• **Stated goal**: Without the pictures, write out all the lines below exactly as they appear.

──────────

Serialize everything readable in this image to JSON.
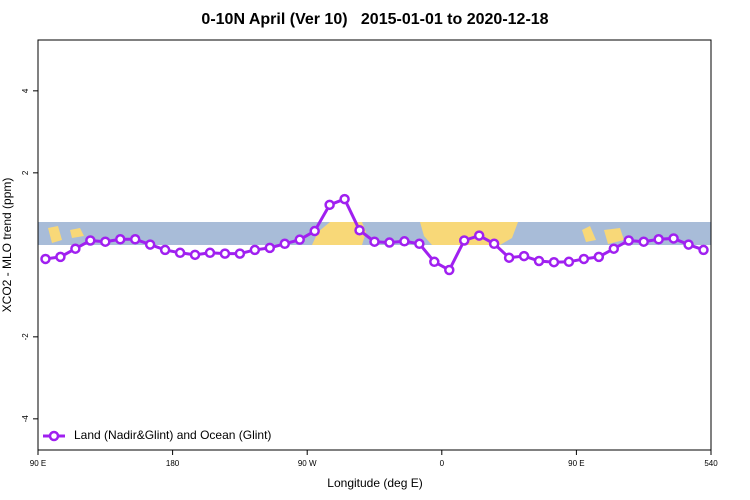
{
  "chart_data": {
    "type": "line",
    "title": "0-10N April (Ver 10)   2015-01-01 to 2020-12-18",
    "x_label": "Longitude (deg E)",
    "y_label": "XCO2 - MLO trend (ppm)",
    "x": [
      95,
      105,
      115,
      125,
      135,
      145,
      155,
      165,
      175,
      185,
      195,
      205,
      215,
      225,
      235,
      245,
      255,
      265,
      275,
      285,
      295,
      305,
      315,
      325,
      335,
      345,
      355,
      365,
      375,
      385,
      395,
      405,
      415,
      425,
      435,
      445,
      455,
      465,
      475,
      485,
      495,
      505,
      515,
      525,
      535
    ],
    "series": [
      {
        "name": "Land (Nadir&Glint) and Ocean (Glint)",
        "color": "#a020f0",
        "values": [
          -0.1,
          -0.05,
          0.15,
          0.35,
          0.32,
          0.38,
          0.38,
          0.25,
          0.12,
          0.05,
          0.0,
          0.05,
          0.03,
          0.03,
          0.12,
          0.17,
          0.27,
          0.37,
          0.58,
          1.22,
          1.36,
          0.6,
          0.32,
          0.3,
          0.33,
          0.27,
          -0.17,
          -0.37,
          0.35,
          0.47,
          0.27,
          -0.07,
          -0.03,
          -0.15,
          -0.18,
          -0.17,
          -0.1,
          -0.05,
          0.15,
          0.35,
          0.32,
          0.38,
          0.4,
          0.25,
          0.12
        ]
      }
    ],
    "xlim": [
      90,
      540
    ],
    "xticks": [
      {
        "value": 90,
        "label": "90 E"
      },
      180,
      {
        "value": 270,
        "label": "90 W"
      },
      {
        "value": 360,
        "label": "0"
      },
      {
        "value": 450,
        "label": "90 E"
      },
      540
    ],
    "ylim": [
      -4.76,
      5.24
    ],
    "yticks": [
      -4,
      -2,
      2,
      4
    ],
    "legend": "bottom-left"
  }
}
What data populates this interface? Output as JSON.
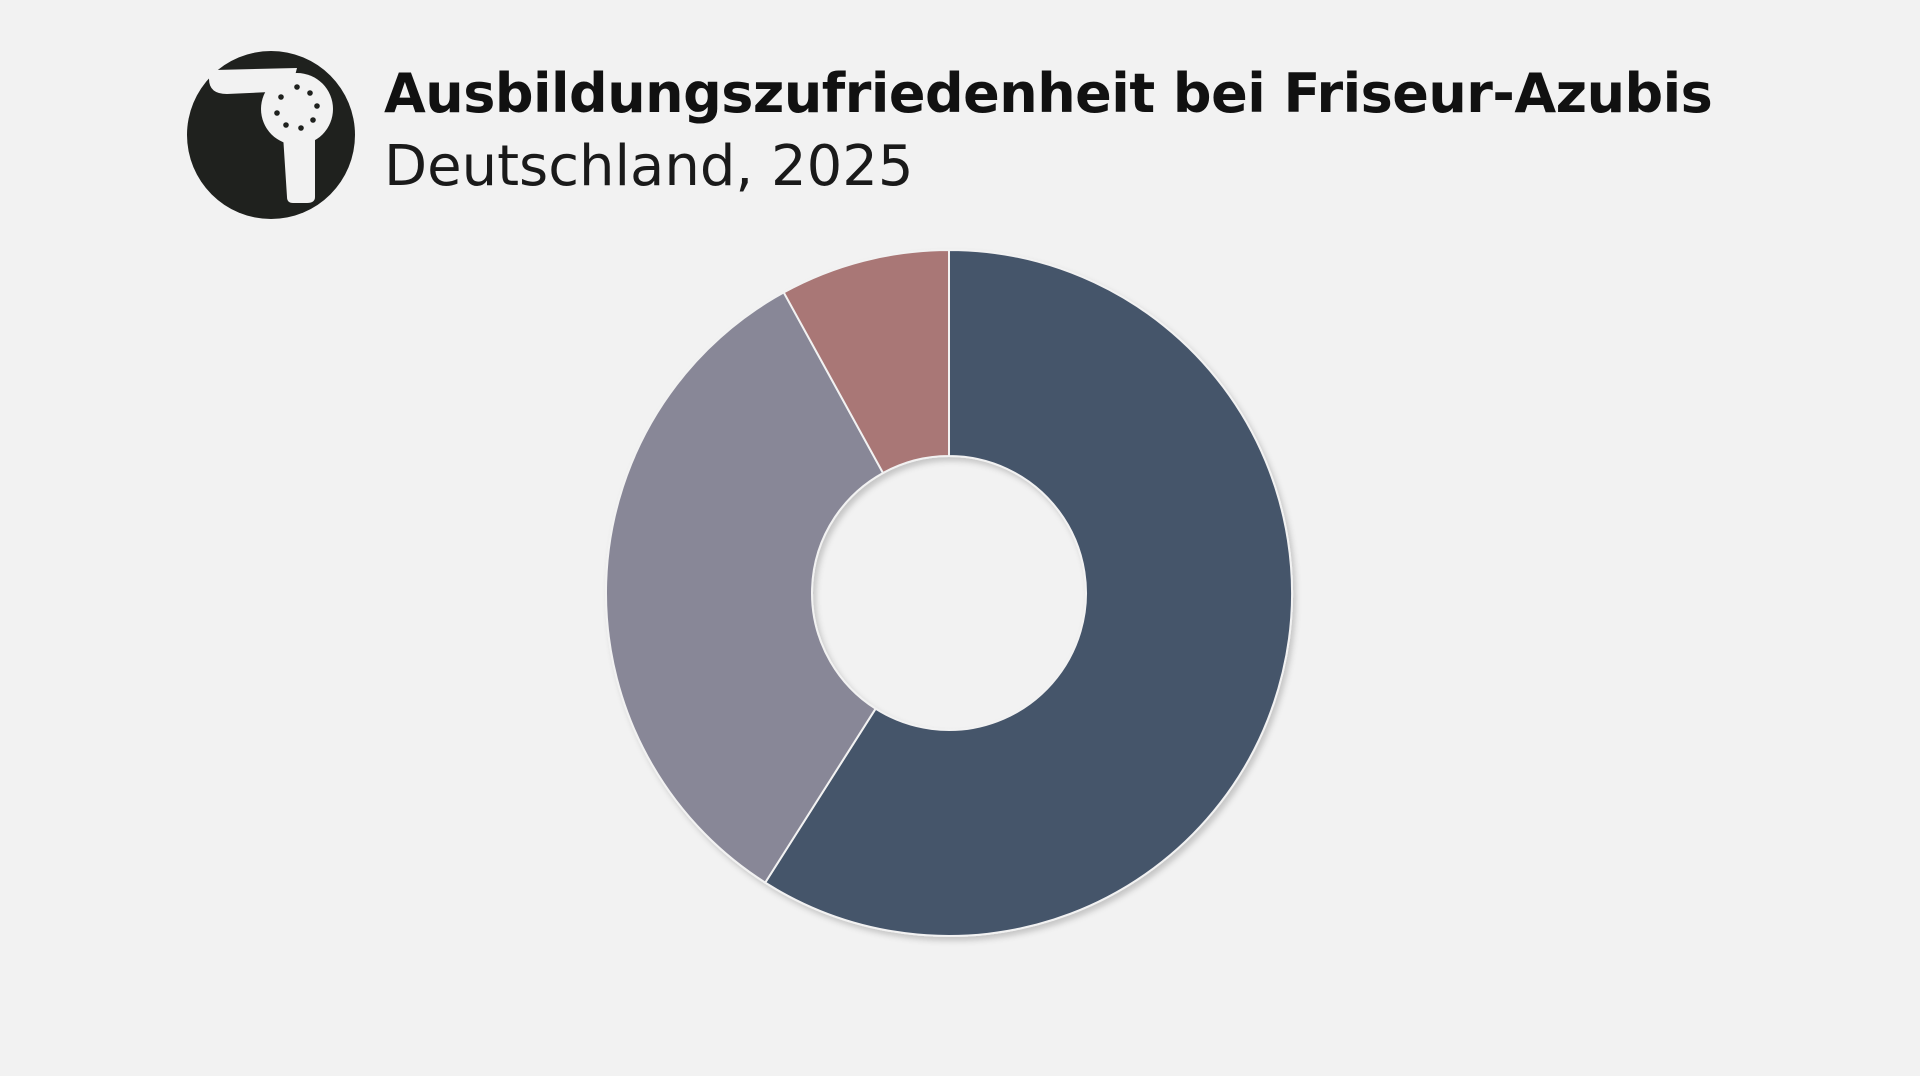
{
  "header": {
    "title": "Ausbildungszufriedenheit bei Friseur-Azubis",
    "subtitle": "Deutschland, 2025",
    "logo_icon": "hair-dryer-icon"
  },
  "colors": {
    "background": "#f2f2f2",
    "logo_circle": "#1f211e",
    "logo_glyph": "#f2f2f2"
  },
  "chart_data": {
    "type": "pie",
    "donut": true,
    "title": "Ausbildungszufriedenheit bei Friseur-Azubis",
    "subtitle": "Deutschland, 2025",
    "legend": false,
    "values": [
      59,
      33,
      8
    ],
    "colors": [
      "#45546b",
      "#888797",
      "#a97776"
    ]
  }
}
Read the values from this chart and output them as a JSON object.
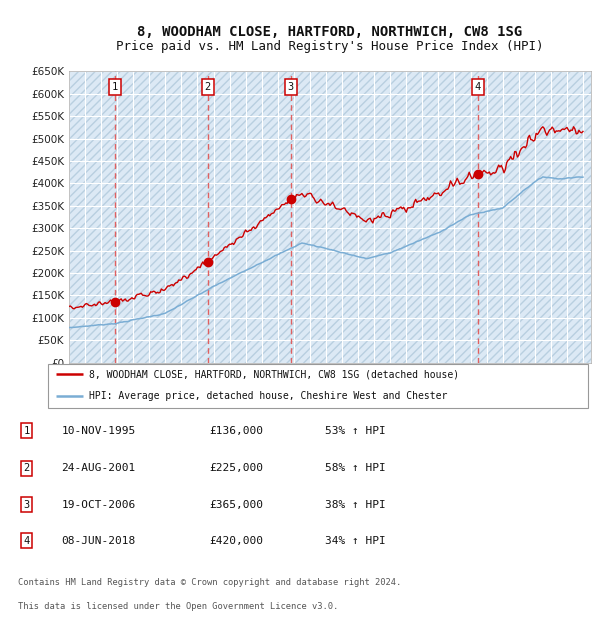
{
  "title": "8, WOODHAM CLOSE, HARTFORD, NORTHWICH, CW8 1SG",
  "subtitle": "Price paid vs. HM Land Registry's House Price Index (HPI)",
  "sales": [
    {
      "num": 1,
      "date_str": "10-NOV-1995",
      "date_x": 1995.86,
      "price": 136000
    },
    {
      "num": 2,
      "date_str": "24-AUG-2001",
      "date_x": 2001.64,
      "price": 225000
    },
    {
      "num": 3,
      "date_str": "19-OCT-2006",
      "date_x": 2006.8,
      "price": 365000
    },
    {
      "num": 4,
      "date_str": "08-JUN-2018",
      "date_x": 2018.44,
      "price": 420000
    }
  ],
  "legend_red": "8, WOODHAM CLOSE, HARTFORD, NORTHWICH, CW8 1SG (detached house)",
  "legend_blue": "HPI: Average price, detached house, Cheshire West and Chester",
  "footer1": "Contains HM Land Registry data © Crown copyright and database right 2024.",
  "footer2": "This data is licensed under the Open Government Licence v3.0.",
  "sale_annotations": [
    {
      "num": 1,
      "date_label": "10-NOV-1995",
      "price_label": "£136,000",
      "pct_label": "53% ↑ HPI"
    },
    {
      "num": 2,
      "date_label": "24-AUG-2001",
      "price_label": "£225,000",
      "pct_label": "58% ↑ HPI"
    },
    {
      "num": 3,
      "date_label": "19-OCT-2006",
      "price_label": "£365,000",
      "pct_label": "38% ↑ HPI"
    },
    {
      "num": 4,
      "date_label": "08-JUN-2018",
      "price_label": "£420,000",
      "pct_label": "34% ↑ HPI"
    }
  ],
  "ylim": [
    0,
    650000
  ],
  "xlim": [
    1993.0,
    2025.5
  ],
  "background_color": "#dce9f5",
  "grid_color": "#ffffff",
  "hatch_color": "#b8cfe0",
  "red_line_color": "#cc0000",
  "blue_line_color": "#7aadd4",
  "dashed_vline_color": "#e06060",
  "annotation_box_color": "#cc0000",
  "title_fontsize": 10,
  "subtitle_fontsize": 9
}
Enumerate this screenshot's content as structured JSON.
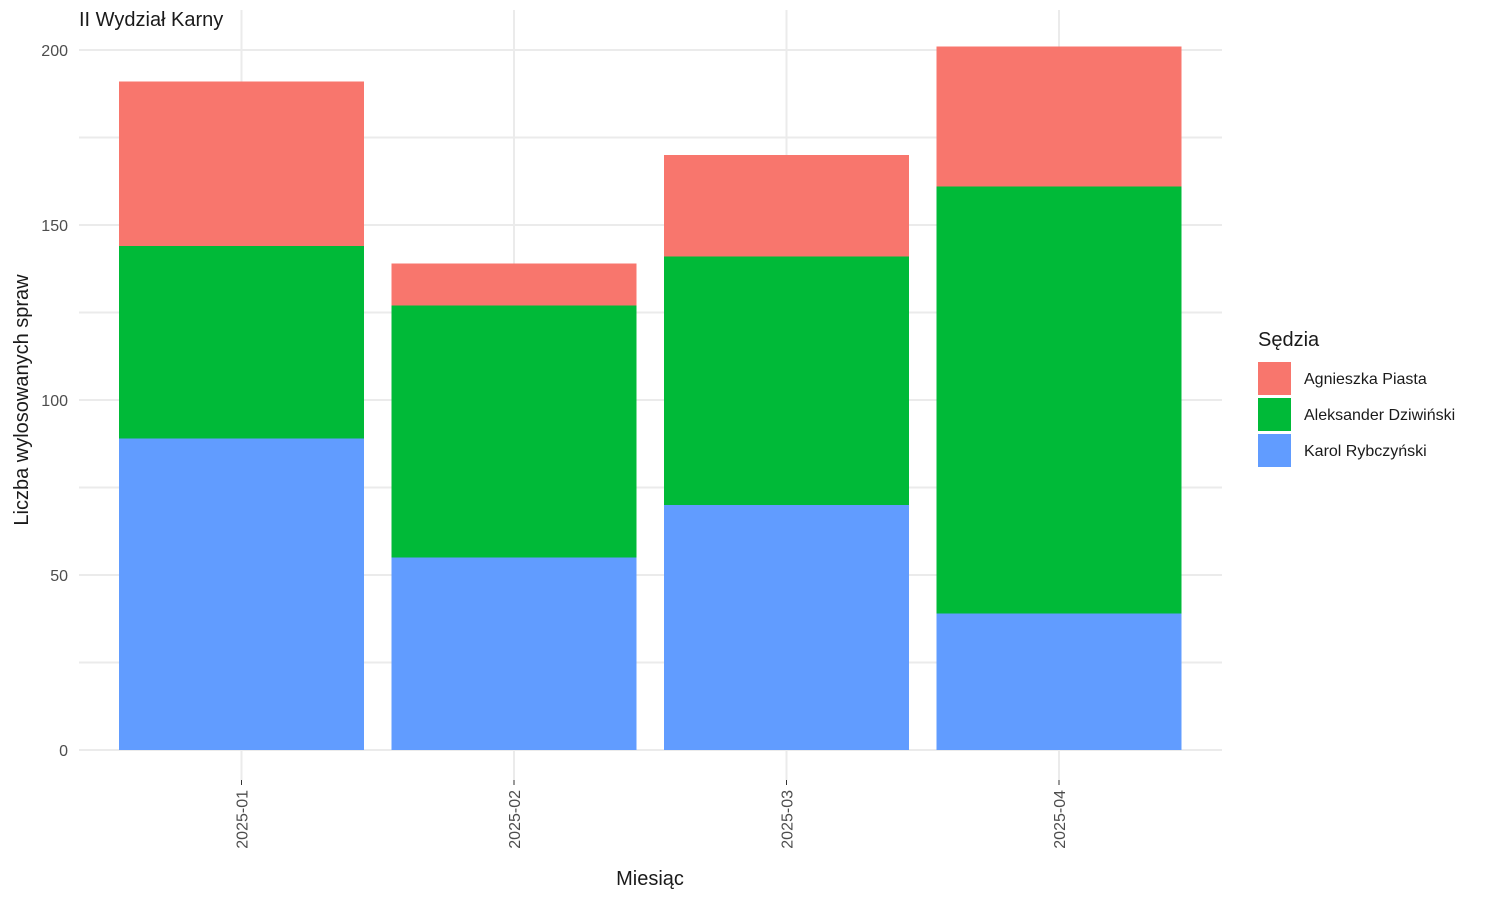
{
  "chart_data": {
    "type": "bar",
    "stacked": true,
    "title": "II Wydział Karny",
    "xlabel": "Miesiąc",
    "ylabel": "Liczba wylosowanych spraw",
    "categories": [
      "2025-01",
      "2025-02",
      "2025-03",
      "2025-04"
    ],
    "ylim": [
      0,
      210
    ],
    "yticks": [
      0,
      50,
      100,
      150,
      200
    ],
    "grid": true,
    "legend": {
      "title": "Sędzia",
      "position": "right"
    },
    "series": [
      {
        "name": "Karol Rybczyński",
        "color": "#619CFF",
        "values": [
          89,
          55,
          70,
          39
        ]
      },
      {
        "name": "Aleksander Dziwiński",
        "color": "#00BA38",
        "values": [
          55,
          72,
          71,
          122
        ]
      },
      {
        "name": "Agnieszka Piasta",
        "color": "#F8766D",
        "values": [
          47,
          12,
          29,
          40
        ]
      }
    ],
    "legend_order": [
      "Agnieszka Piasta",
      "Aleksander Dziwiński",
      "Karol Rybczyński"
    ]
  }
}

──────────

• **Answer to this problem**:
Serialize everything readable in this image to JSON.
{
  "chart_data": {
    "type": "line",
    "title": "0-10N April (Ver 10)   2015-01-01 to 2020-12-18",
    "x_label": "Longitude (deg E)",
    "y_label": "XCO2 - MLO trend (ppm)",
    "x": [
      95,
      105,
      115,
      125,
      135,
      145,
      155,
      165,
      175,
      185,
      195,
      205,
      215,
      225,
      235,
      245,
      255,
      265,
      275,
      285,
      295,
      305,
      315,
      325,
      335,
      345,
      355,
      365,
      375,
      385,
      395,
      405,
      415,
      425,
      435,
      445,
      455,
      465,
      475,
      485,
      495,
      505,
      515,
      525,
      535
    ],
    "series": [
      {
        "name": "Land (Nadir&Glint) and Ocean (Glint)",
        "color": "#a020f0",
        "values": [
          -0.1,
          -0.05,
          0.15,
          0.35,
          0.32,
          0.38,
          0.38,
          0.25,
          0.12,
          0.05,
          0.0,
          0.05,
          0.03,
          0.03,
          0.12,
          0.17,
          0.27,
          0.37,
          0.58,
          1.22,
          1.36,
          0.6,
          0.32,
          0.3,
          0.33,
          0.27,
          -0.17,
          -0.37,
          0.35,
          0.47,
          0.27,
          -0.07,
          -0.03,
          -0.15,
          -0.18,
          -0.17,
          -0.1,
          -0.05,
          0.15,
          0.35,
          0.32,
          0.38,
          0.4,
          0.25,
          0.12
        ]
      }
    ],
    "xlim": [
      90,
      540
    ],
    "xticks": [
      {
        "value": 90,
        "label": "90 E"
      },
      180,
      {
        "value": 270,
        "label": "90 W"
      },
      {
        "value": 360,
        "label": "0"
      },
      {
        "value": 450,
        "label": "90 E"
      },
      540
    ],
    "ylim": [
      -4.76,
      5.24
    ],
    "yticks": [
      -4,
      -2,
      2,
      4
    ],
    "legend": "bottom-left"
  }
}
What data populates this interface? Output as JSON.
{
  "header": {
    "title": "Ausbildungszufriedenheit bei Friseur-Azubis",
    "subtitle": "Deutschland, 2025",
    "logo_icon": "hair-dryer-icon"
  },
  "colors": {
    "background": "#f2f2f2",
    "logo_circle": "#1f211e",
    "logo_glyph": "#f2f2f2"
  },
  "chart_data": {
    "type": "pie",
    "donut": true,
    "title": "Ausbildungszufriedenheit bei Friseur-Azubis",
    "subtitle": "Deutschland, 2025",
    "legend": false,
    "values": [
      59,
      33,
      8
    ],
    "colors": [
      "#45546b",
      "#888797",
      "#a97776"
    ]
  }
}
Read the values from this chart and output them as a JSON object.
{
  "title": "8, WOODHAM CLOSE, HARTFORD, NORTHWICH, CW8 1SG",
  "subtitle": "Price paid vs. HM Land Registry's House Price Index (HPI)",
  "sales": [
    {
      "num": 1,
      "date_str": "10-NOV-1995",
      "date_x": 1995.86,
      "price": 136000
    },
    {
      "num": 2,
      "date_str": "24-AUG-2001",
      "date_x": 2001.64,
      "price": 225000
    },
    {
      "num": 3,
      "date_str": "19-OCT-2006",
      "date_x": 2006.8,
      "price": 365000
    },
    {
      "num": 4,
      "date_str": "08-JUN-2018",
      "date_x": 2018.44,
      "price": 420000
    }
  ],
  "legend_red": "8, WOODHAM CLOSE, HARTFORD, NORTHWICH, CW8 1SG (detached house)",
  "legend_blue": "HPI: Average price, detached house, Cheshire West and Chester",
  "footer1": "Contains HM Land Registry data © Crown copyright and database right 2024.",
  "footer2": "This data is licensed under the Open Government Licence v3.0.",
  "sale_annotations": [
    {
      "num": 1,
      "date_label": "10-NOV-1995",
      "price_label": "£136,000",
      "pct_label": "53% ↑ HPI"
    },
    {
      "num": 2,
      "date_label": "24-AUG-2001",
      "price_label": "£225,000",
      "pct_label": "58% ↑ HPI"
    },
    {
      "num": 3,
      "date_label": "19-OCT-2006",
      "price_label": "£365,000",
      "pct_label": "38% ↑ HPI"
    },
    {
      "num": 4,
      "date_label": "08-JUN-2018",
      "price_label": "£420,000",
      "pct_label": "34% ↑ HPI"
    }
  ],
  "ylim": [
    0,
    650000
  ],
  "xlim": [
    1993.0,
    2025.5
  ],
  "background_color": "#dce9f5",
  "grid_color": "#ffffff",
  "hatch_color": "#b8cfe0",
  "red_line_color": "#cc0000",
  "blue_line_color": "#7aadd4",
  "dashed_vline_color": "#e06060",
  "annotation_box_color": "#cc0000",
  "title_fontsize": 10,
  "subtitle_fontsize": 9
}
Enumerate this screenshot's content as structured JSON.
{
  "chart_data": {
    "type": "bar",
    "stacked": true,
    "title": "II Wydział Karny",
    "xlabel": "Miesiąc",
    "ylabel": "Liczba wylosowanych spraw",
    "categories": [
      "2025-01",
      "2025-02",
      "2025-03",
      "2025-04"
    ],
    "ylim": [
      0,
      210
    ],
    "yticks": [
      0,
      50,
      100,
      150,
      200
    ],
    "grid": true,
    "legend": {
      "title": "Sędzia",
      "position": "right"
    },
    "series": [
      {
        "name": "Karol Rybczyński",
        "color": "#619CFF",
        "values": [
          89,
          55,
          70,
          39
        ]
      },
      {
        "name": "Aleksander Dziwiński",
        "color": "#00BA38",
        "values": [
          55,
          72,
          71,
          122
        ]
      },
      {
        "name": "Agnieszka Piasta",
        "color": "#F8766D",
        "values": [
          47,
          12,
          29,
          40
        ]
      }
    ],
    "legend_order": [
      "Agnieszka Piasta",
      "Aleksander Dziwiński",
      "Karol Rybczyński"
    ]
  }
}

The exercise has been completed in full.